> _Given entries_
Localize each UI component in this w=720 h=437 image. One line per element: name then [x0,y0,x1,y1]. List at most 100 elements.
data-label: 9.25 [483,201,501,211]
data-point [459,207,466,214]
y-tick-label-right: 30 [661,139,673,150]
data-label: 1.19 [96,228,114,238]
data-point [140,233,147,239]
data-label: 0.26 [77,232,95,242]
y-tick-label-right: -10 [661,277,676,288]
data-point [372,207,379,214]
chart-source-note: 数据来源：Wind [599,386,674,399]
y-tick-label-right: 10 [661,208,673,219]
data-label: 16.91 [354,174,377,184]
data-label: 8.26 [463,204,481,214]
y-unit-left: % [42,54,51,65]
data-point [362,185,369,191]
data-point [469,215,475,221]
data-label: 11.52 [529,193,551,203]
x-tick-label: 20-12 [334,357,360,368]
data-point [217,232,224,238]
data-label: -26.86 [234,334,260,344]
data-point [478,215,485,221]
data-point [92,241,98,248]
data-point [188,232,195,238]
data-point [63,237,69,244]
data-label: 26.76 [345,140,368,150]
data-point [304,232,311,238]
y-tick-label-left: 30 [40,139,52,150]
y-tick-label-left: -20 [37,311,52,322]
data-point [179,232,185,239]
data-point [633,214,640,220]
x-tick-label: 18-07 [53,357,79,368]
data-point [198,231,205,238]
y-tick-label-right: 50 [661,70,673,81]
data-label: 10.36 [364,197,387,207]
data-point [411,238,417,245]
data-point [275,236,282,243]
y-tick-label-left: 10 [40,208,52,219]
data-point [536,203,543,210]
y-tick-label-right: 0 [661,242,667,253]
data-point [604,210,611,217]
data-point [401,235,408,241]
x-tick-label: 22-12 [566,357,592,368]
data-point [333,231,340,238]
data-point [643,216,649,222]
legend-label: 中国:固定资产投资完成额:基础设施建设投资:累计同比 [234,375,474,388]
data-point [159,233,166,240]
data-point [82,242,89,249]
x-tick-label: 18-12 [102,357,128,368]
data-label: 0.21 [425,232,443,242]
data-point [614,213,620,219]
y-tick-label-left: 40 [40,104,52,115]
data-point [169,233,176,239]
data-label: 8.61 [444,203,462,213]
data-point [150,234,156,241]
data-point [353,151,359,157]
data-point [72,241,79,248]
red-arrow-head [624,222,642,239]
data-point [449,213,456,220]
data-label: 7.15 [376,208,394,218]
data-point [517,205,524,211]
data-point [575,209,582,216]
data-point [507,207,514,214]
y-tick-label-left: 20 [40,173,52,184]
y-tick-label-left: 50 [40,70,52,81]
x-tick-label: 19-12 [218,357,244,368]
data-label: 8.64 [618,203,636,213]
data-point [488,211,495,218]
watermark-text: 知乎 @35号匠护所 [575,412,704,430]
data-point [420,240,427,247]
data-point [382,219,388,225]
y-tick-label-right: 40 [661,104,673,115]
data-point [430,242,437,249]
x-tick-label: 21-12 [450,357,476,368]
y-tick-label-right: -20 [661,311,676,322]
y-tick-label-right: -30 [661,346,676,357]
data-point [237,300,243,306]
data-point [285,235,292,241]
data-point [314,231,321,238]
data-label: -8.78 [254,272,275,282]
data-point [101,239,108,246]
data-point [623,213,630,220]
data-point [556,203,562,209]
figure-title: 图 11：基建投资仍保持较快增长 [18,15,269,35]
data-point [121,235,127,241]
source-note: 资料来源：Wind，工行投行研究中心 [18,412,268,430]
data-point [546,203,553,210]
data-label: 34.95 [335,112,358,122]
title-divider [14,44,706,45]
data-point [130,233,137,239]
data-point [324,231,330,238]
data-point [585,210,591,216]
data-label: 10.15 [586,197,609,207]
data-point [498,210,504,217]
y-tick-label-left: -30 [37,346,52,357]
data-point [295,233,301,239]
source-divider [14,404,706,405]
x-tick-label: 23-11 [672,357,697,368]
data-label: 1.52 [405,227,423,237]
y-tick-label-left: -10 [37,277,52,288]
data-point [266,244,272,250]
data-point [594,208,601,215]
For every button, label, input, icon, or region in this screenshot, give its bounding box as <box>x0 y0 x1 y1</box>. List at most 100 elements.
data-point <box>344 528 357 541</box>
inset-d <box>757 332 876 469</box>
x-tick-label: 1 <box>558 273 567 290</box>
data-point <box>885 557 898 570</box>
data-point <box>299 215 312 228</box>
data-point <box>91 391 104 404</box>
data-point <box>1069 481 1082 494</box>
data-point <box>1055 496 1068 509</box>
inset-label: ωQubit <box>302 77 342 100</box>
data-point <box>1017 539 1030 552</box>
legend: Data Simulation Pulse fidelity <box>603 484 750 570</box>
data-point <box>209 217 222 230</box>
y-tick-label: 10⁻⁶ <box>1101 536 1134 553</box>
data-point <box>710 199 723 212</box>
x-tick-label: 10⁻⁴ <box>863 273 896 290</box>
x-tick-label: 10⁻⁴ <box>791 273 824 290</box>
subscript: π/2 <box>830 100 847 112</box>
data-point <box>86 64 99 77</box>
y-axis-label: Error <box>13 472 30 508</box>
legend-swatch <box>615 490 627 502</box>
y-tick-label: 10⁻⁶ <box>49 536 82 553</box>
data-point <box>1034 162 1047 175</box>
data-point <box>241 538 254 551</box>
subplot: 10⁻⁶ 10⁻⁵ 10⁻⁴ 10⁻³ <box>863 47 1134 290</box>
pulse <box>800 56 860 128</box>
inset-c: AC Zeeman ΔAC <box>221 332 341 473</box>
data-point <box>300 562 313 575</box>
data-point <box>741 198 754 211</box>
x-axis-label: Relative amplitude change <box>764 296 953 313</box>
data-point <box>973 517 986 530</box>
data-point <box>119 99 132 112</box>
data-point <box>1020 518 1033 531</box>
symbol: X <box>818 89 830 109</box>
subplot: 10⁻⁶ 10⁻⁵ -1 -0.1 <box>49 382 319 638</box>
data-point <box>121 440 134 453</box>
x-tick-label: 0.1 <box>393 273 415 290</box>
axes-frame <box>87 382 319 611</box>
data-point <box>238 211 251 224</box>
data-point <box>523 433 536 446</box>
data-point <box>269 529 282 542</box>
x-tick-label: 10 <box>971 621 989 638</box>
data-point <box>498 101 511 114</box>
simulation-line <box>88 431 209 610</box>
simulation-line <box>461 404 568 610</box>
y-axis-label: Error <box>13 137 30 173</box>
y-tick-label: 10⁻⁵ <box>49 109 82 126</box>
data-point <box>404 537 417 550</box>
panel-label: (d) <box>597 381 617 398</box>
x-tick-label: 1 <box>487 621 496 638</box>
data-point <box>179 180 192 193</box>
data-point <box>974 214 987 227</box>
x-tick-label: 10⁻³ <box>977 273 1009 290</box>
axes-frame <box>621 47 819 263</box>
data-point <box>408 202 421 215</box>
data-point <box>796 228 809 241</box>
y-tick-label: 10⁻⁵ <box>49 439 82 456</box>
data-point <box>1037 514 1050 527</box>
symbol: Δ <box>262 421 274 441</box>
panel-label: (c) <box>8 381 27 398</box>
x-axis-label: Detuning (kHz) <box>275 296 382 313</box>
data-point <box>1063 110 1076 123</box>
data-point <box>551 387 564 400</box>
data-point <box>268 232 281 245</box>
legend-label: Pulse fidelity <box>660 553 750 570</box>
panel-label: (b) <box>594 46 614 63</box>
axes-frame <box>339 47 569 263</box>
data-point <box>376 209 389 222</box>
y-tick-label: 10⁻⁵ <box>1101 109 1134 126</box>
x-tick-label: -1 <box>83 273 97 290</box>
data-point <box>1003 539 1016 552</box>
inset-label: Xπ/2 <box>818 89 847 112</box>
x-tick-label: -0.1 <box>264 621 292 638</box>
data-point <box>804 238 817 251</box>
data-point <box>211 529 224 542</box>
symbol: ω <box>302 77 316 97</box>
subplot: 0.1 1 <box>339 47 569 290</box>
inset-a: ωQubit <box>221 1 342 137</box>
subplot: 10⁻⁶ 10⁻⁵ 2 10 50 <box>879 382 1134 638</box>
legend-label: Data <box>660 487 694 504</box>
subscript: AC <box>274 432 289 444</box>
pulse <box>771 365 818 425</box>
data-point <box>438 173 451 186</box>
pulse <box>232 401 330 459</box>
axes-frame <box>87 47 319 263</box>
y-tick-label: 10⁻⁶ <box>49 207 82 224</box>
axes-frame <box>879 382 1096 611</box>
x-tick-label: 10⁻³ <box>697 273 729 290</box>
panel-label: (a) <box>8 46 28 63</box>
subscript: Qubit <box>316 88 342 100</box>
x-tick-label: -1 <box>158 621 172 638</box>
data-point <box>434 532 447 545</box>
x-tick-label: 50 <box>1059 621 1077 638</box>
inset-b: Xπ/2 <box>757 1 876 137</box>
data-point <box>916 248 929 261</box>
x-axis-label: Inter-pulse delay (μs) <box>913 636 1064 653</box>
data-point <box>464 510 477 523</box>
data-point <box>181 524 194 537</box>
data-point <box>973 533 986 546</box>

> _Task prompt_
Could you reproduce the data verbatim, starting at the very beginning and ending with the line that contains "data-point [217,232,224,238]"?

> _Exercise response_
Localize each UI component in this w=720 h=437 image. One line per element: name then [x0,y0,x1,y1]. List at most 100 elements.
data-label: 9.25 [483,201,501,211]
data-point [459,207,466,214]
y-tick-label-right: 30 [661,139,673,150]
data-label: 1.19 [96,228,114,238]
data-point [140,233,147,239]
data-label: 0.26 [77,232,95,242]
y-tick-label-right: -10 [661,277,676,288]
data-point [372,207,379,214]
chart-source-note: 数据来源：Wind [599,386,674,399]
y-tick-label-right: 10 [661,208,673,219]
data-label: 16.91 [354,174,377,184]
data-label: 8.26 [463,204,481,214]
y-unit-left: % [42,54,51,65]
data-point [362,185,369,191]
data-point [469,215,475,221]
data-label: 11.52 [529,193,551,203]
x-tick-label: 20-12 [334,357,360,368]
data-point [217,232,224,238]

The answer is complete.